Identify each line below that contains the word "Versorgungslücke", and copy it out.

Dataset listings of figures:
_ _ _
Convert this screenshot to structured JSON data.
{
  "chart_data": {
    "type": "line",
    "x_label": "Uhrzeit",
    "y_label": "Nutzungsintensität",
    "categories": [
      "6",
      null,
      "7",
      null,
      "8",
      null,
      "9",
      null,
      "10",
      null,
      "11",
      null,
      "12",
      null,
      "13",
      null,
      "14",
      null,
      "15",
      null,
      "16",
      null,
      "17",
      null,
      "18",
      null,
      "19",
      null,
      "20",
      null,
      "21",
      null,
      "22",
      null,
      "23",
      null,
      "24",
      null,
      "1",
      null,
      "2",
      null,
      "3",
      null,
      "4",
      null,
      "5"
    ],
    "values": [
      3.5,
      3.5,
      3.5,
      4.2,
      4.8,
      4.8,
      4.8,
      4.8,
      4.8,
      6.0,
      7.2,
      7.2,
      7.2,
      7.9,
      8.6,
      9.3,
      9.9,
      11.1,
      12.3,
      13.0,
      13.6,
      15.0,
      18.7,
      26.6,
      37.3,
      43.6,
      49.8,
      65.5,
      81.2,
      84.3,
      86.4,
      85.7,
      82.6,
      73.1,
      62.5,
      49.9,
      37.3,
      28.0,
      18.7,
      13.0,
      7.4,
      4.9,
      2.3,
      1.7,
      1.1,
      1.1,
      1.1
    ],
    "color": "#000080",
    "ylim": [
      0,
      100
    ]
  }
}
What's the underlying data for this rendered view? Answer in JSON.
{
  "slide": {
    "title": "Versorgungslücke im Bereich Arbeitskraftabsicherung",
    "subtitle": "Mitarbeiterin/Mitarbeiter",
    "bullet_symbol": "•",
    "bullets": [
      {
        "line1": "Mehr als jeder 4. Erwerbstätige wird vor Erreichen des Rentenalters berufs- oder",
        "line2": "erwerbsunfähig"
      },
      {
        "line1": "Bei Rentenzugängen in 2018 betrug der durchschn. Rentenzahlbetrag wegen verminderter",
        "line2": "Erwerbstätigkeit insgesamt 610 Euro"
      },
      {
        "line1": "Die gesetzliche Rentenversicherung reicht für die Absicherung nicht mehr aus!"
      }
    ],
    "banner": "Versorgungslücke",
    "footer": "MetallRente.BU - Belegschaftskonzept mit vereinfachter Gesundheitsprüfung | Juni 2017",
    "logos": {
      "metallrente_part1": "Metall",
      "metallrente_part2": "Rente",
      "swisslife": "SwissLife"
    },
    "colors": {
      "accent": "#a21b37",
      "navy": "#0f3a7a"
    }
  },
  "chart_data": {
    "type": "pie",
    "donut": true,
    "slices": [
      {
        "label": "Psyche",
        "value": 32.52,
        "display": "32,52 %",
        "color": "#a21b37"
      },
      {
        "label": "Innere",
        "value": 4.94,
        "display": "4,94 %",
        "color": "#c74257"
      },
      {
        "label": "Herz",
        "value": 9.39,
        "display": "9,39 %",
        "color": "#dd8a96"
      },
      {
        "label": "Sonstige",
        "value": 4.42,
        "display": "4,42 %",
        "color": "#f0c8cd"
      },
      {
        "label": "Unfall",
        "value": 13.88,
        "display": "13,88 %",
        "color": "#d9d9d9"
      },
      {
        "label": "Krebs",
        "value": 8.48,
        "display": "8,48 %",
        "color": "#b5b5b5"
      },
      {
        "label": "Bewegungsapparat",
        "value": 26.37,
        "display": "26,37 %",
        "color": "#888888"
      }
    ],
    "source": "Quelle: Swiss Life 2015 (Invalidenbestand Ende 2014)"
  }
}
_ _ _
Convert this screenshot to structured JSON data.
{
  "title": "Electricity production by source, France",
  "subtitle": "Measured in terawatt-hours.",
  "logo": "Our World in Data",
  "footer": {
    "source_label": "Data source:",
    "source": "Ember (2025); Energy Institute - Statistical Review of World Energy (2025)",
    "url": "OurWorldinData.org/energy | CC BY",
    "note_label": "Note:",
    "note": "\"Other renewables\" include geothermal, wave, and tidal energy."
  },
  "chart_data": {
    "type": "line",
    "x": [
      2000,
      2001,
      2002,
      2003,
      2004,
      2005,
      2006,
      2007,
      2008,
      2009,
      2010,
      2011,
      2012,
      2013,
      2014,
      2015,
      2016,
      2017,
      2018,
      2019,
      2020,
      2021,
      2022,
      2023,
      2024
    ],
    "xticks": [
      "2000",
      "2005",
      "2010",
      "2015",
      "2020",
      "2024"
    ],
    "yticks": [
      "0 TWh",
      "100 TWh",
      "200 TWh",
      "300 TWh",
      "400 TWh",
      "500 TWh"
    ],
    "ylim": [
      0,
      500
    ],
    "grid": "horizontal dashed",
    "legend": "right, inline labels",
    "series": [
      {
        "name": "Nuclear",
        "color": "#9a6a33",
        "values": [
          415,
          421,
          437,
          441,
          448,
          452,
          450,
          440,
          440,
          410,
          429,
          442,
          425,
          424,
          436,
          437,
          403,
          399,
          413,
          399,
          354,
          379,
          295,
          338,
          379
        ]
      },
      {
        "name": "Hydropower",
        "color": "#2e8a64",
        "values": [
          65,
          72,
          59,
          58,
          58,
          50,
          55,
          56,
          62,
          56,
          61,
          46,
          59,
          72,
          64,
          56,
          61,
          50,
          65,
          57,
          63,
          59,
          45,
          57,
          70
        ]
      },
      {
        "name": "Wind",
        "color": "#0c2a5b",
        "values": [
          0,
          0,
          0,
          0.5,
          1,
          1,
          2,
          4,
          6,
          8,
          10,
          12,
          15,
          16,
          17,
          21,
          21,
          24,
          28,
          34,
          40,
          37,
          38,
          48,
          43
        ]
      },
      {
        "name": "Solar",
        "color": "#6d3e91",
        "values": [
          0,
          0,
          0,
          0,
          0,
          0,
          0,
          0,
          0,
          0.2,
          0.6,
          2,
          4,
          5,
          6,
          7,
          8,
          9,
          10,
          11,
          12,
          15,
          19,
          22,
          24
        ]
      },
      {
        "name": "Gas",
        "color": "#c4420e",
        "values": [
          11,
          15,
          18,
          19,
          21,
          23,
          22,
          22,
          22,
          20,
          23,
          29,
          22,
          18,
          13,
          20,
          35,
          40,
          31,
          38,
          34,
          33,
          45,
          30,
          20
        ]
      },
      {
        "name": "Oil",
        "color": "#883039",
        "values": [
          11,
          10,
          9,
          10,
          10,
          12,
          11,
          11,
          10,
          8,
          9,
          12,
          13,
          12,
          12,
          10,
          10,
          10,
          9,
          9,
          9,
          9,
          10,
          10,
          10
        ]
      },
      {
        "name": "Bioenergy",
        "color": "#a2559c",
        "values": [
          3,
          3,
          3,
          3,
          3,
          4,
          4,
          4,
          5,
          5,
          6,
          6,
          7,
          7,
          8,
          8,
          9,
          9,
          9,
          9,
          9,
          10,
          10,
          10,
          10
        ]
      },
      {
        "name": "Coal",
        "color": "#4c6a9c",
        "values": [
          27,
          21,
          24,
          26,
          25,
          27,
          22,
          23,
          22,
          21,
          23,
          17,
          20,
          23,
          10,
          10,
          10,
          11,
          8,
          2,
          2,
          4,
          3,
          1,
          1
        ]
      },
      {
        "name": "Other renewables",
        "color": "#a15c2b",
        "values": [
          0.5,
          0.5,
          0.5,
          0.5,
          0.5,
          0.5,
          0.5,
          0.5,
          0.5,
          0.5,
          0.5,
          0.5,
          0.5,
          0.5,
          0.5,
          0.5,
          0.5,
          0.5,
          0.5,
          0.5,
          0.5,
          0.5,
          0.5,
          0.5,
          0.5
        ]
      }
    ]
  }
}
_ _ _
* COMPLETE ANSWER:
    "title": "Versorgungslücke im Bereich Arbeitskraftabsicherung",
    "banner": "Versorgungslücke",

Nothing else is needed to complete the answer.